Odpowiedz proszę krótko na trzy pytania do poniższego wątku z forum, oznaczając odpowiedzi tymi samymi literami.
(a) Jaką ocenę Zakk_Wylde wystawia płycie Gamma Ray - Majestic?
(b) Która płyta zajmuje pierwsze miejsce na liście Kamaela?
(c) Jak Kamael określa muzykę na płycie Hood - Outside Closer?

### Podany fragment
* * *

-
Zakk_Wylde - 01-02-2006
MaFFej napisał(a):â˘
⢠Niespodzianka roku :
A bo ja wiem? wieść o tym, że NEVERMORE zagrają na zbliżającej się Metalmanii?
Dla mnie super iformacja... ale znając organizatrów chłopaki zaraz zdementują tę wieść jak zrobił to już Testament i CF - że coś tam umów nie ma podpisanych czy coś... 
.
też bym sie nie zdziwił jak by z Nevermore też było coś nie tak

... ale nie zapeszam
-
MaFFej - 01-02-2006
Fakt... wypluwam te słowa... tfuuuu....
-
Zakk_Wylde - 01-03-2006
do płyt roku musze jeszzce dołożyć Gamma Ray - Majestic ... ten album poprotu niszczy !! słysząc Fight nie moge powstrzymać od niekontrolowanych wymachów pięścią ...daje tak 8/10
-
MaFFej - 01-03-2006
Hehe... tylko nie mów, że to przeze mnie

.
-
Zakk_Wylde - 01-03-2006
MaFFej napisał(a):Hehe... tylko nie mów, że to przeze mnie
.
No musze Ci to przyznać ... w sumie czytałem o tej płycie wcześniej sporo dobrego ale dopiero twoja recenzja podkusiła mnie do zapoznania się z zawartością
-
Kamael - 01-04-2006
Ja dorzucę jeszcze pewien mój osobisty top, moim zdaniem dobrych płyt, które poznałem w 2005 roku (pierwsza 5 to raczej beton, a kolejne miejsca są mniej zobowiązujące), przy każdej dosłownie kilka słów komentarza:
1. Lao Che - Powstanie Warszawskie
Komentować chyba nie trzeba - jeden z lepszych polskich albumów ostatnich lat. Klimat, styl, teksty, ekspresja - wszystko powala. Zdecydowanie płyta roku.
2. The Mars Volta - Frances The Mute
Mój stosunek do tego zespołu osobom, które przeglądają dział "rock/hardrock" jest dobrze znany - uwielbiam wszystko. Ten album to dowód, że nie wszystkie kapele w ostatnich latach są jedynie dobrymi debiutami, po których znikają.
3. Hood - Outside Closer
Fantastyczna płyta, niektórym osobom zapewne przedstawiać nie trzeba. Post rock najwyższej klasy.

* * *

### Wiersze danych
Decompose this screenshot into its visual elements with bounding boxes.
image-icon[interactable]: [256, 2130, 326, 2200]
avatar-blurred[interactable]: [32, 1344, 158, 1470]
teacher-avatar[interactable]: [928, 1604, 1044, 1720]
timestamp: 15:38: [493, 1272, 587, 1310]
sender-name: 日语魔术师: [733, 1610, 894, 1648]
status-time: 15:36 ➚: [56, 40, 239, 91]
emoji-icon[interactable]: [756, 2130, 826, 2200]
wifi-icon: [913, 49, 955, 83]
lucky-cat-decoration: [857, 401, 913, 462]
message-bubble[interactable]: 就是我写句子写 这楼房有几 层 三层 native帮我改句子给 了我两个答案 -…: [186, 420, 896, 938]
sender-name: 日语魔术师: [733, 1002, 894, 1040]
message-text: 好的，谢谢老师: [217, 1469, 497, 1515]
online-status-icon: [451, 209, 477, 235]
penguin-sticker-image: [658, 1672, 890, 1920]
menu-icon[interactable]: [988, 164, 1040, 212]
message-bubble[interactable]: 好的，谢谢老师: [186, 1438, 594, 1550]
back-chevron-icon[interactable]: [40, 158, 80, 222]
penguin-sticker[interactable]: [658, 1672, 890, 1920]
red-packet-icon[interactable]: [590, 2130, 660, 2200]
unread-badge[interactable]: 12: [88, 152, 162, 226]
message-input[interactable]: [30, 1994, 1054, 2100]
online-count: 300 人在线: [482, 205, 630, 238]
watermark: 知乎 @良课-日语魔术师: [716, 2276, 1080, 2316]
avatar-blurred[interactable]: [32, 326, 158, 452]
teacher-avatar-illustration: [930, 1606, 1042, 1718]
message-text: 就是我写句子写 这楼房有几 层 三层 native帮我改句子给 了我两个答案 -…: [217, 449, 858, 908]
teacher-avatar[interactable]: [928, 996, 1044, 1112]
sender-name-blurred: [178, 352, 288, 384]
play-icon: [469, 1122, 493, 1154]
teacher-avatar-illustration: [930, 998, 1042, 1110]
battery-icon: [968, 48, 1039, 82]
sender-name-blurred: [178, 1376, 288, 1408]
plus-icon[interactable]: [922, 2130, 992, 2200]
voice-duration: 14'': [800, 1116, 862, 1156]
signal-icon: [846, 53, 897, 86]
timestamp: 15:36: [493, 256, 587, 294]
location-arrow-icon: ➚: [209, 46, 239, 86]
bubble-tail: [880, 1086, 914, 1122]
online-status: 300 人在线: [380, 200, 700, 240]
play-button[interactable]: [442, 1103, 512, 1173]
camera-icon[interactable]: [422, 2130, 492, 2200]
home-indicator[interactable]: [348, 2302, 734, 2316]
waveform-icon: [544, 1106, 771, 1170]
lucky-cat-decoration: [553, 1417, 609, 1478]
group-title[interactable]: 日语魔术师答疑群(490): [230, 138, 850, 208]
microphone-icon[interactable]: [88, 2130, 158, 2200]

* * *

### Odpowiedź
(a) 8/10.
(b) Lao Che - Powstanie Warszawskie.
(c) Jako post rock najwyższej klasy.